SEITENAUSZUG
======

Die Lehre vom dolus generalis ist jedoch abzulehnen, da sie eine unzulässige Fiktion zu Lasten des Täters darstellt. Schließlich handelt der Täter zu dem Zeitpunkt der Tatbegehung gem. § 8 StGB in der Gestalt des zweiten Handlungsakts nicht vorsätzlich (Verstoß gegen das in Art. 103 II GG und § 1 StGB geregelte Analogieverbot). Der Vorsatz muss sich nach dem Simultanitätsprinzip / Koinzidenzprinzip i.S.d. § 8 StGB i.V.m. § 16 I StGB jedoch stets auf die konkrete Tathandlung beziehen und nicht auf das allgemeine Tatgeschehen an sich.

======

BEREITGESTELLTE EINTRÄGE
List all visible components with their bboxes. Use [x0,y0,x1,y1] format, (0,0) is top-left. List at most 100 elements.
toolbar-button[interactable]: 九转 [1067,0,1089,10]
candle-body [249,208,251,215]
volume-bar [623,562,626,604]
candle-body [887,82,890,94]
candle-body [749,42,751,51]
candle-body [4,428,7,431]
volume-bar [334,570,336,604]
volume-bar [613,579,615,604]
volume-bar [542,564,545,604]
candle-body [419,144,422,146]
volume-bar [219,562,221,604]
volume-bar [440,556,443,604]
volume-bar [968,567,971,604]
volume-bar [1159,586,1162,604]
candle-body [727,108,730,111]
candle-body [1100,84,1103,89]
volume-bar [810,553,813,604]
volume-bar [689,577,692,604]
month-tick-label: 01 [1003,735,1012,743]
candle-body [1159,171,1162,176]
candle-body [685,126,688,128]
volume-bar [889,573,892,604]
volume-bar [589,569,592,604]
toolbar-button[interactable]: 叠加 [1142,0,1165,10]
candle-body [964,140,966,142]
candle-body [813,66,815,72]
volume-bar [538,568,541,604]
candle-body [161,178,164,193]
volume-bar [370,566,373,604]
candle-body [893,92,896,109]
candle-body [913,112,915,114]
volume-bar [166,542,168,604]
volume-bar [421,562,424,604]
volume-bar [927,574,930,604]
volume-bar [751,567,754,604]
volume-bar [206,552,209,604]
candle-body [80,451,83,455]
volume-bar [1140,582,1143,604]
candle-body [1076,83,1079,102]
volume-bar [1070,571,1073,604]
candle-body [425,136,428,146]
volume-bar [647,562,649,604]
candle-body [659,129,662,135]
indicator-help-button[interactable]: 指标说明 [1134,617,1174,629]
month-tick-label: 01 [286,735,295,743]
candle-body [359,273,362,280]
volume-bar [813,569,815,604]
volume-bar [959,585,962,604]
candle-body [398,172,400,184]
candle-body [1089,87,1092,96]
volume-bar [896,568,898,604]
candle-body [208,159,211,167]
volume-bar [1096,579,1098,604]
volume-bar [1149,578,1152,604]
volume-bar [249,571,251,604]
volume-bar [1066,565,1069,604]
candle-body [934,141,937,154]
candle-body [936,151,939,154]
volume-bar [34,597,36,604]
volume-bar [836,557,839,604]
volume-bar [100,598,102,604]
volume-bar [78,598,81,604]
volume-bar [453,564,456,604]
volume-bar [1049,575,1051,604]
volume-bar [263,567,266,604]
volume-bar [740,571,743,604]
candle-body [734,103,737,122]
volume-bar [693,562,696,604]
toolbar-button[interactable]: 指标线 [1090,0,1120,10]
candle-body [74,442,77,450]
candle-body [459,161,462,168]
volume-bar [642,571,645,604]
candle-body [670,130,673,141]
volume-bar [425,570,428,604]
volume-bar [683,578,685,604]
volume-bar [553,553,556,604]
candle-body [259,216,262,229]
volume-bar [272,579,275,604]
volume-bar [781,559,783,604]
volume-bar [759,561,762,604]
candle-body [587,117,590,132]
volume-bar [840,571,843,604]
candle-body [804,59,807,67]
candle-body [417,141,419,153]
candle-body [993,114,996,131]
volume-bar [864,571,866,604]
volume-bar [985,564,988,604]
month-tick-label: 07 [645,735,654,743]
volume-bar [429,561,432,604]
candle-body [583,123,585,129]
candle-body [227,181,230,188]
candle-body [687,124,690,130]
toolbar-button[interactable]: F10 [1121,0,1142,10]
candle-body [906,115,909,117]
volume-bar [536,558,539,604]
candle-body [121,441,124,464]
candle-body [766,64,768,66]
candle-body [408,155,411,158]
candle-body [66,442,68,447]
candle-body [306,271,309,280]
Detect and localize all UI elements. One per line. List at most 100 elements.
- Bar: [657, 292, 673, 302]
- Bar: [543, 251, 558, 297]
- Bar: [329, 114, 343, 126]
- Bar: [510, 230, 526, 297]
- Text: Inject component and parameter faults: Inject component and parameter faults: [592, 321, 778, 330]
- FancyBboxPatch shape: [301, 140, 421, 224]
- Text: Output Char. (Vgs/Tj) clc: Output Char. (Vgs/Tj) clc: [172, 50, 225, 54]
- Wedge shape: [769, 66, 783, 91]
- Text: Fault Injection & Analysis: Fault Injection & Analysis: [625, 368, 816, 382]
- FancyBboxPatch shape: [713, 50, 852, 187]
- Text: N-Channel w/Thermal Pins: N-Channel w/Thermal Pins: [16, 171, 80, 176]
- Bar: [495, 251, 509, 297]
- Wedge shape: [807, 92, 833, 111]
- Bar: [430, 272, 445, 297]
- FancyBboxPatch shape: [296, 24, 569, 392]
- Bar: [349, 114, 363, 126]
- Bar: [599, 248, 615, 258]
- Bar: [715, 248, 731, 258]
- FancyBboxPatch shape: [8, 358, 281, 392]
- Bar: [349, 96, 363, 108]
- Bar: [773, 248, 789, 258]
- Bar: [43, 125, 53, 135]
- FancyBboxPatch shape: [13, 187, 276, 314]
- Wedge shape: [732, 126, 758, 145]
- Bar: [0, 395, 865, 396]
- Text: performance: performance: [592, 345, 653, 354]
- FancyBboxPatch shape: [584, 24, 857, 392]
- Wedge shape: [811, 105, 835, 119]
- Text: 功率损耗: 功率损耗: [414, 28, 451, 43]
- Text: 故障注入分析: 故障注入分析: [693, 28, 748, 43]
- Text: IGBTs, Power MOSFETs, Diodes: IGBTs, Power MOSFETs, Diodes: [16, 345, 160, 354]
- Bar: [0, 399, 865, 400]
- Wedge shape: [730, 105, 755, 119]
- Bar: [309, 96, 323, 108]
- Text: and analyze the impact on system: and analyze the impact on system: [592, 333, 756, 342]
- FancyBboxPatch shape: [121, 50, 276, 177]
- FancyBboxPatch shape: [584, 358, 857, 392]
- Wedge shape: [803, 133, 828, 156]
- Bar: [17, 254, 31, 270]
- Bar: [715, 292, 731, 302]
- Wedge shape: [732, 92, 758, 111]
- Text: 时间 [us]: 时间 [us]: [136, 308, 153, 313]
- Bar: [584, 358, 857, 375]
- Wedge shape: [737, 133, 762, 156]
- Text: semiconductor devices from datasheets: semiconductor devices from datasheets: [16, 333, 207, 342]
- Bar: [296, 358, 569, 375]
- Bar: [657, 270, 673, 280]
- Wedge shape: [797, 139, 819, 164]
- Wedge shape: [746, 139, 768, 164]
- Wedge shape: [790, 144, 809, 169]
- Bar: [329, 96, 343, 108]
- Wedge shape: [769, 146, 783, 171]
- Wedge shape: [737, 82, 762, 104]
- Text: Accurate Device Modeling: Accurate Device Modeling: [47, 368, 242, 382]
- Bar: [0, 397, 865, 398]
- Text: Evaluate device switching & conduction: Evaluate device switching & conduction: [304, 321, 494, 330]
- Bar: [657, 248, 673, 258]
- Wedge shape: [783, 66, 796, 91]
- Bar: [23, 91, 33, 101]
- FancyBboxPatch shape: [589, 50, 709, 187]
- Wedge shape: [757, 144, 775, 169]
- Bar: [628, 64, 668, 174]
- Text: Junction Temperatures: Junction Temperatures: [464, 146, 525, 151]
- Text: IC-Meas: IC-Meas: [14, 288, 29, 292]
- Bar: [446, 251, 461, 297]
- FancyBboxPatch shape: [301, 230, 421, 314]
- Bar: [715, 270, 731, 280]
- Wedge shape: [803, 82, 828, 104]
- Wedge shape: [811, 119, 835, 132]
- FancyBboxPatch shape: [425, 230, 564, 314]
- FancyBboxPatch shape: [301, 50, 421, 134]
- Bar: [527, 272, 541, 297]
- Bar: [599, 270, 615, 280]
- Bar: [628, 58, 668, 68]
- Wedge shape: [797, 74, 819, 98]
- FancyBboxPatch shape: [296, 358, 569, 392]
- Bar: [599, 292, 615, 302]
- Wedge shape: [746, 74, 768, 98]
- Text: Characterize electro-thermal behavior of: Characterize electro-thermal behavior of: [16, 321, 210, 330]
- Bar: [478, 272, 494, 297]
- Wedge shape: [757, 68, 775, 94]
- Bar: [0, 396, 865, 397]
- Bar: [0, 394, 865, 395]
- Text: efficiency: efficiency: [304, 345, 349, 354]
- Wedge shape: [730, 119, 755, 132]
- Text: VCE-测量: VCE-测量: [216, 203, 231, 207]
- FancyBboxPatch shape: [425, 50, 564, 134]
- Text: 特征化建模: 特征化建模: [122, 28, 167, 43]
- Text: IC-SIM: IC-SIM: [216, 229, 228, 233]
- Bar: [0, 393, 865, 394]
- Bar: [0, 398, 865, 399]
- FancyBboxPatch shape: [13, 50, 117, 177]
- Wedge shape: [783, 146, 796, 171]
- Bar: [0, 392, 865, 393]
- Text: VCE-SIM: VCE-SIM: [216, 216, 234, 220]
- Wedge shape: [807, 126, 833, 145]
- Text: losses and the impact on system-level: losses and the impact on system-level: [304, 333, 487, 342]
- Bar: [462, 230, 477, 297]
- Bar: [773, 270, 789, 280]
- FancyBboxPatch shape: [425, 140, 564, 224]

======

AUFGABE UND ANFORDERUNGEN
Greifen Sie den Seitenauszug zur Lehre vom dolus generalis auf und setzen Sie ihn im Anschluss an seinen letzten Satz fort. Die Einträge werden für die Bearbeitung nicht benötigt.

ENDGÜLTIGE ANTWORT
Schlusswort
Die Sonderfälle des Vorsatzes sind höchst prüfungsrelevant (gerade im Examen). Hoffentlich konnten Euch die betreffenden Blogbeiträge helfen, juristisches Wissen nicht nur anzuhäufen, sondern auch dauerhaft zu behalten.
Seht Euch zu den Sonderfällen des Vorsatzes und der rechtlichen Lösung des Jauchegrubenfalls auch unsere entsprechenden YouTube-Videos an:
Klausurrelevante Basiskenntnisse: Die Sonderfälle des Vorsatzes
Klassiker des Strafrechts: Dolus generalis – Vorsatz beim mehraktigen Geschehen (Jauchegrubenfall)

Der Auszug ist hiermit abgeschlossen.